-- Extracted records --
[Start of Attachment]

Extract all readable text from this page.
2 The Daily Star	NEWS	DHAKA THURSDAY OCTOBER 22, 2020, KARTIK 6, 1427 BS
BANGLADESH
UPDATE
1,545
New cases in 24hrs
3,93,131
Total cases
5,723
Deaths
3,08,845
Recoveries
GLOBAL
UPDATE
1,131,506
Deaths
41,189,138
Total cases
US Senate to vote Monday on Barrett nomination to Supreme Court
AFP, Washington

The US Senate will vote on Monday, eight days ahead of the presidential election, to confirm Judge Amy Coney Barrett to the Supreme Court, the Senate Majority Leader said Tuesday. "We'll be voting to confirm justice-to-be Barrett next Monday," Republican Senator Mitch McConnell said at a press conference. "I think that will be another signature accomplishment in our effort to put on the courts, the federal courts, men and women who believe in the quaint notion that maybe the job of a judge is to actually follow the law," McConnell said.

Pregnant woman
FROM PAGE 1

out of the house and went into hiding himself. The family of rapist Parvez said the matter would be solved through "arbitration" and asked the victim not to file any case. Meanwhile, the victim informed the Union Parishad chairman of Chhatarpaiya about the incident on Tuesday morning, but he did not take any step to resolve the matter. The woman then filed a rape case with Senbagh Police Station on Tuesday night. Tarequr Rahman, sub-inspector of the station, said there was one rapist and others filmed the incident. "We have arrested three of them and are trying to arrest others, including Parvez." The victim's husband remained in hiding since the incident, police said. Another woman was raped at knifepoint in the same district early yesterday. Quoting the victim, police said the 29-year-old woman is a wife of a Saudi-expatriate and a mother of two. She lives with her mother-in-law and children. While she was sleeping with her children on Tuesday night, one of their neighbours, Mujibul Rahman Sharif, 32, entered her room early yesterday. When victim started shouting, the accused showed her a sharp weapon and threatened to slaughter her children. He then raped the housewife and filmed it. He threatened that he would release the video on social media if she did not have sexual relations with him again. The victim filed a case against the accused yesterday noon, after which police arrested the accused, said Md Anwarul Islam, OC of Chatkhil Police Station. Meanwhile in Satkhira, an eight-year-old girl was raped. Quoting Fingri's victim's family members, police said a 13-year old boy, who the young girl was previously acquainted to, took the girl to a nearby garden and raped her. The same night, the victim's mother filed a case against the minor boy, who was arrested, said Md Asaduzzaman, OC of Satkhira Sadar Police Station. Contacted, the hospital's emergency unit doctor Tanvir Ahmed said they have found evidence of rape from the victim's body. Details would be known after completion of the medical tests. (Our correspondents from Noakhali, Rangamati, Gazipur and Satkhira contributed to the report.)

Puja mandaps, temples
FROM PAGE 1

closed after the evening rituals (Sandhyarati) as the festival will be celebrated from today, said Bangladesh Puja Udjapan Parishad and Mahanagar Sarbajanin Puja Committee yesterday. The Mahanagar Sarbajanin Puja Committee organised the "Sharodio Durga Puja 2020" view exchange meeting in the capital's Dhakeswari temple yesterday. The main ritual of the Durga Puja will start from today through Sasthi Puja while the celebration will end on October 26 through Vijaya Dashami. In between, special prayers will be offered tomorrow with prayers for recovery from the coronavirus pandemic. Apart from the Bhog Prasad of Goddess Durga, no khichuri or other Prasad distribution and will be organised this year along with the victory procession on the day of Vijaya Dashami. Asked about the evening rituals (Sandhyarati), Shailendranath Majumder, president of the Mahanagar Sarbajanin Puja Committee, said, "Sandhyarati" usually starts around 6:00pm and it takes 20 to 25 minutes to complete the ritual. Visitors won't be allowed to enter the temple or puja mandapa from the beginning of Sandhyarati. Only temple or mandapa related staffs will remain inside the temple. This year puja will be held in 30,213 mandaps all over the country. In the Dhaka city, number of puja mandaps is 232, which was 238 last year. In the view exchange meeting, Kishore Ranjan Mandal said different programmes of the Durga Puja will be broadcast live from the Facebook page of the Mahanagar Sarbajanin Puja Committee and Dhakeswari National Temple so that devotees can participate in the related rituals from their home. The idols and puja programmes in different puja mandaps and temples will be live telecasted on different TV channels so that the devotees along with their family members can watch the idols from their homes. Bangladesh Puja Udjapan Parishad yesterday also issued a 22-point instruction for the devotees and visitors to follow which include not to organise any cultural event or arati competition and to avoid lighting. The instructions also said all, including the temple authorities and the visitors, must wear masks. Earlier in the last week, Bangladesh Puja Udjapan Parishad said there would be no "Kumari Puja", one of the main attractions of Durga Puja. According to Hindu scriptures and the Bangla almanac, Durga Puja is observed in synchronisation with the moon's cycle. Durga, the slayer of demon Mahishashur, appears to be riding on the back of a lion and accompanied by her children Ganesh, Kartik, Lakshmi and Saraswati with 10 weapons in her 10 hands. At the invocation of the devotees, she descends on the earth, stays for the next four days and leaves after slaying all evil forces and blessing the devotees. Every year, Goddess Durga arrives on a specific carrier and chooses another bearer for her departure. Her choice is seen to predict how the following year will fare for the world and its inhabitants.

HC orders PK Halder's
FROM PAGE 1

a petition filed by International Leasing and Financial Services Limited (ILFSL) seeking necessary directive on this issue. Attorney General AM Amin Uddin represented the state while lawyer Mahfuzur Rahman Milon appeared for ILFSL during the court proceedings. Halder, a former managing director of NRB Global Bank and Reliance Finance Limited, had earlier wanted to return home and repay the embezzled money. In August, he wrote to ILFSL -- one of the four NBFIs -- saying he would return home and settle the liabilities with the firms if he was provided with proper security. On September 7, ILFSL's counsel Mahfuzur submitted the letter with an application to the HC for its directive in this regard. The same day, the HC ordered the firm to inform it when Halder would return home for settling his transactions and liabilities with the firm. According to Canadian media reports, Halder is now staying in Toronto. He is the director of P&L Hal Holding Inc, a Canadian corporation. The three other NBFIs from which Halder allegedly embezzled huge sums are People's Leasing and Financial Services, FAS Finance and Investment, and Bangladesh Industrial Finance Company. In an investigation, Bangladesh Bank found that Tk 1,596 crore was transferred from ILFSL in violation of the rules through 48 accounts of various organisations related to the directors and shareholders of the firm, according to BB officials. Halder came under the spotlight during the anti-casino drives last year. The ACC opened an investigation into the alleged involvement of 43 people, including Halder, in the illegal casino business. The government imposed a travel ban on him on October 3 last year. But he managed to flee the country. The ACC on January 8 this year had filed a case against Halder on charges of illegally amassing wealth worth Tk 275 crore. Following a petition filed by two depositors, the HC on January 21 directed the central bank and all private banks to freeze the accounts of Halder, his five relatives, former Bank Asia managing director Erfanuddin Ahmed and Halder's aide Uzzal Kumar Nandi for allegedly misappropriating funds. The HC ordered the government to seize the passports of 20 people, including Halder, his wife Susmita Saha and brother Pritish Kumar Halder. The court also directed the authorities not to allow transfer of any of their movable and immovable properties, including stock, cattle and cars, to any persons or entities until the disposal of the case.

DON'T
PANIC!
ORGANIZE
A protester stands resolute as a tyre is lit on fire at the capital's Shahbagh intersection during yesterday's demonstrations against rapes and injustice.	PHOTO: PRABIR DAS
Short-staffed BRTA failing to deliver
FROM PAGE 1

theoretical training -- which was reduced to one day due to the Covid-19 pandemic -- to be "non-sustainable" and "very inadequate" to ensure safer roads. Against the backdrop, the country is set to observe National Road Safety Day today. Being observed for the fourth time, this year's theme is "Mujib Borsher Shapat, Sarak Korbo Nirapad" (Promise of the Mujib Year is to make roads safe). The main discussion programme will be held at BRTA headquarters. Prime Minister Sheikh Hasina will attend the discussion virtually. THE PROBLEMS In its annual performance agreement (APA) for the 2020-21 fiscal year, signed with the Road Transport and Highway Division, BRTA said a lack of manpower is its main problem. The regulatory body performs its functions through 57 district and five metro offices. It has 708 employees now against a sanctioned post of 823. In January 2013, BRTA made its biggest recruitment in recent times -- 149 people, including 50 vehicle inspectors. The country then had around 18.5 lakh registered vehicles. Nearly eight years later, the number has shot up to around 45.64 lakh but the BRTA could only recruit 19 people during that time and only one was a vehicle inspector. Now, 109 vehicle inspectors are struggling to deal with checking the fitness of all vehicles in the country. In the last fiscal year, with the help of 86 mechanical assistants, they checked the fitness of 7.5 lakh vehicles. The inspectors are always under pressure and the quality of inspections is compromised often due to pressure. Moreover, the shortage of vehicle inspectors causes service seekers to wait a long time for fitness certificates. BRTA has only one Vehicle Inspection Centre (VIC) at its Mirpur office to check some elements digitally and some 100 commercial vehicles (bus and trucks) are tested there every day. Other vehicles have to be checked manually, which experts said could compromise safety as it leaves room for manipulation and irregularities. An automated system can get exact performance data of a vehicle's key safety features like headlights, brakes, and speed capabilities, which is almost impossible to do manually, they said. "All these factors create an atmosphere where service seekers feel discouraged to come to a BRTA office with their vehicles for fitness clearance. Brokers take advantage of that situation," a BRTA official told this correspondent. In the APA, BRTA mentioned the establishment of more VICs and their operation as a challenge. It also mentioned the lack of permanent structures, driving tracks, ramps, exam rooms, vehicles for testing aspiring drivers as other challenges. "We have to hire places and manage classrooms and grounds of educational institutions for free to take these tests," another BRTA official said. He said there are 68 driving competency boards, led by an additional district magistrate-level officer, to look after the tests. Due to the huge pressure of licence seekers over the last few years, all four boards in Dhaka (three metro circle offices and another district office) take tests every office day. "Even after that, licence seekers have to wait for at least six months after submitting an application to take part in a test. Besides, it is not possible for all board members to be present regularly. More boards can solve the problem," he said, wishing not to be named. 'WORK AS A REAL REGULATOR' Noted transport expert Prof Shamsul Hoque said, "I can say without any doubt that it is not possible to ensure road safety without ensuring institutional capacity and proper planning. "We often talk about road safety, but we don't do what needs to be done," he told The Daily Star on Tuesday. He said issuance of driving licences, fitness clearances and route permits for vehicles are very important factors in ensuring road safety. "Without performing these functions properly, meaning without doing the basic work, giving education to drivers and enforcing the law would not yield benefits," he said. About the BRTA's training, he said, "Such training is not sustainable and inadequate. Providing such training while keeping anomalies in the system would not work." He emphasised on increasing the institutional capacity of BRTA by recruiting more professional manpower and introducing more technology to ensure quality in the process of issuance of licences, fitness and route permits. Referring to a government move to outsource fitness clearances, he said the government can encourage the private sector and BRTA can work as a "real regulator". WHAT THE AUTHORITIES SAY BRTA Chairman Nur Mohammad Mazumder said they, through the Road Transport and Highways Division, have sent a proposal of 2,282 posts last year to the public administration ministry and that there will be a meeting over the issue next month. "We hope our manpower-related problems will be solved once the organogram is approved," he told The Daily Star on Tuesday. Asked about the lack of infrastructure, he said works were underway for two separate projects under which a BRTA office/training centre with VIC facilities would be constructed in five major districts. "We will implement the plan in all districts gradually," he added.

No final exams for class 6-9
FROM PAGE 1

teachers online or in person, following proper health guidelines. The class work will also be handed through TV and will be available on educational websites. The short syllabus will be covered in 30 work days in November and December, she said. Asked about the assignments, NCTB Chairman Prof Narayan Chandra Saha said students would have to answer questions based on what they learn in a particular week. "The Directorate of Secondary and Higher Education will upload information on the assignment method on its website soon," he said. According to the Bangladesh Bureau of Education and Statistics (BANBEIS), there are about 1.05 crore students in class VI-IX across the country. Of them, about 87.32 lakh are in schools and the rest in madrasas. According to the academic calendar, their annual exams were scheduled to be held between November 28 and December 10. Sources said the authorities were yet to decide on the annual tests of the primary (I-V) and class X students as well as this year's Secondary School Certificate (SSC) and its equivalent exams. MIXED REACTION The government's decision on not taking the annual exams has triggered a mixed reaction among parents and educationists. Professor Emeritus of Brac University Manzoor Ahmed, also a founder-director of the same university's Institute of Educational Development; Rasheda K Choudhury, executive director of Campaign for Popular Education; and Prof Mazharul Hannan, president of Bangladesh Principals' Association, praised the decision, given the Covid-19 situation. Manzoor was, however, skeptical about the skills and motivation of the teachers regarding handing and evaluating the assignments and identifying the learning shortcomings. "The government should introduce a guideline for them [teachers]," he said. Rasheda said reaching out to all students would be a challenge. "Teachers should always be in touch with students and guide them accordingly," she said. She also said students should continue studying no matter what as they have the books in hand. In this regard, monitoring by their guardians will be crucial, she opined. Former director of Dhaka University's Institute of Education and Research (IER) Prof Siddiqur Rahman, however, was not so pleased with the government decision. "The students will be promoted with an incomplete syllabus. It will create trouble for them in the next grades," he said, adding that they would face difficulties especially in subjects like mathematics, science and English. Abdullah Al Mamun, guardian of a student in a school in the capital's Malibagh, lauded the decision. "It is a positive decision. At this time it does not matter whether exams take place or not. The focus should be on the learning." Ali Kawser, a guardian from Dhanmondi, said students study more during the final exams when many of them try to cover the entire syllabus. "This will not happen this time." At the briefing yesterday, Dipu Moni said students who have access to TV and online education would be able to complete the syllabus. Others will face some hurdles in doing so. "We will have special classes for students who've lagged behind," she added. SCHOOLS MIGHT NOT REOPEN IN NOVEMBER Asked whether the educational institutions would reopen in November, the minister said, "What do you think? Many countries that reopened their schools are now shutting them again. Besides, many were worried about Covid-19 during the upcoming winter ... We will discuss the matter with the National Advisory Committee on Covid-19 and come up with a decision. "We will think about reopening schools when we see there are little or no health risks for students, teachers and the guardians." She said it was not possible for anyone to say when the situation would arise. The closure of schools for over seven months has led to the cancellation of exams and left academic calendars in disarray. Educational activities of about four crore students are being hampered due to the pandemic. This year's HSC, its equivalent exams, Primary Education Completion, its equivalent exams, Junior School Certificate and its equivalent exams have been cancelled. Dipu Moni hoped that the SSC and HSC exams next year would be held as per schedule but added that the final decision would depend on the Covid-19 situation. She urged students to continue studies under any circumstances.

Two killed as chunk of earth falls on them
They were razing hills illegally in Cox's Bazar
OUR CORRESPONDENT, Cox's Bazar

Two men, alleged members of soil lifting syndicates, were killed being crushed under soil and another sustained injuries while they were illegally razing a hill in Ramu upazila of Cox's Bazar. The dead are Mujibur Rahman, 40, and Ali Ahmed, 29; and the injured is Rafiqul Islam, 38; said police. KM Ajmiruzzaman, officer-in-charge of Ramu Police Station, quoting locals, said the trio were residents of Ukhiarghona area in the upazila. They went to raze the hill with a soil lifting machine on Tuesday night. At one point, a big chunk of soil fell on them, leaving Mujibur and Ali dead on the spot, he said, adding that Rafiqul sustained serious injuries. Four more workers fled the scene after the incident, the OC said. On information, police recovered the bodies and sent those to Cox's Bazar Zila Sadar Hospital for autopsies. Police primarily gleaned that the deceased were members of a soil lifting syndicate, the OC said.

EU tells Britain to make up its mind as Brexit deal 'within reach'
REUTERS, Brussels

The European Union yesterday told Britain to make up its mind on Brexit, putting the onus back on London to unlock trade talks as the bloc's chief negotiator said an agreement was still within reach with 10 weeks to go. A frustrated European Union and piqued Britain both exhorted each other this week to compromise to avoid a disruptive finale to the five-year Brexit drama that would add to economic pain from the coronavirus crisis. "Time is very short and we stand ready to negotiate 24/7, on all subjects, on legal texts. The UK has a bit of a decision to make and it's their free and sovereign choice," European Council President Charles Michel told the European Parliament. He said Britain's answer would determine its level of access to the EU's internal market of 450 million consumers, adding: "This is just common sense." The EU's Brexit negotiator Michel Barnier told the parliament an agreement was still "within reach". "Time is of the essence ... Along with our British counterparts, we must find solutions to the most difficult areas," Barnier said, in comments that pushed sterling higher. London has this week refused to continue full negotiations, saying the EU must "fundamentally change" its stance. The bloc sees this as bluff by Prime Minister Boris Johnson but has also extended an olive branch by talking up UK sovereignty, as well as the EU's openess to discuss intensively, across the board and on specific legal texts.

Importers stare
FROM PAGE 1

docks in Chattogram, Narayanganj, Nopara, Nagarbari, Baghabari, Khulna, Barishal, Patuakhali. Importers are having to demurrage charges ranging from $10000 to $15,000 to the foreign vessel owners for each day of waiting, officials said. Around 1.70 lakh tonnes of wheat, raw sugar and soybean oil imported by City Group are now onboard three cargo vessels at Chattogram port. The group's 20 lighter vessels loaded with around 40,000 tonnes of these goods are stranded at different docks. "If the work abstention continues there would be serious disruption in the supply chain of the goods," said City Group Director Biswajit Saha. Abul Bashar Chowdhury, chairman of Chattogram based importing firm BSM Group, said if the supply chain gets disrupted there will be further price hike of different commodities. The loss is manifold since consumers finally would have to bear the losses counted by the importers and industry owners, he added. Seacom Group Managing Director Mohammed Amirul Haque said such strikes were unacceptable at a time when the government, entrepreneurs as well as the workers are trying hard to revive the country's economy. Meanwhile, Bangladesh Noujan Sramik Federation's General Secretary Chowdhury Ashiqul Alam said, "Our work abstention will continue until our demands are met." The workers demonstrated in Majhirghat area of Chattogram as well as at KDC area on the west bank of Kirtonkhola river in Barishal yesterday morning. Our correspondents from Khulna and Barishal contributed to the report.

[End of Attachment]

-- Work task --
Copy out, from the data above, each line where the string "Monday" is present.

-- Output below --
US Senate to vote Monday on Barrett nomination to Supreme Court
The US Senate will vote on Monday, eight days ahead of the presidential election, to confirm Judge Amy Coney Barrett to the Supreme Court, the Senate Majority Leader said Tuesday. "We'll be voting to confirm justice-to-be Barrett next Monday," Republican Senator Mitch McConnell said at a press conference. "I think that will be another signature accomplishment in our effort to put on the courts, the federal courts, men and women who believe in the quaint notion that maybe the job of a judge is to actually follow the law," McConnell said.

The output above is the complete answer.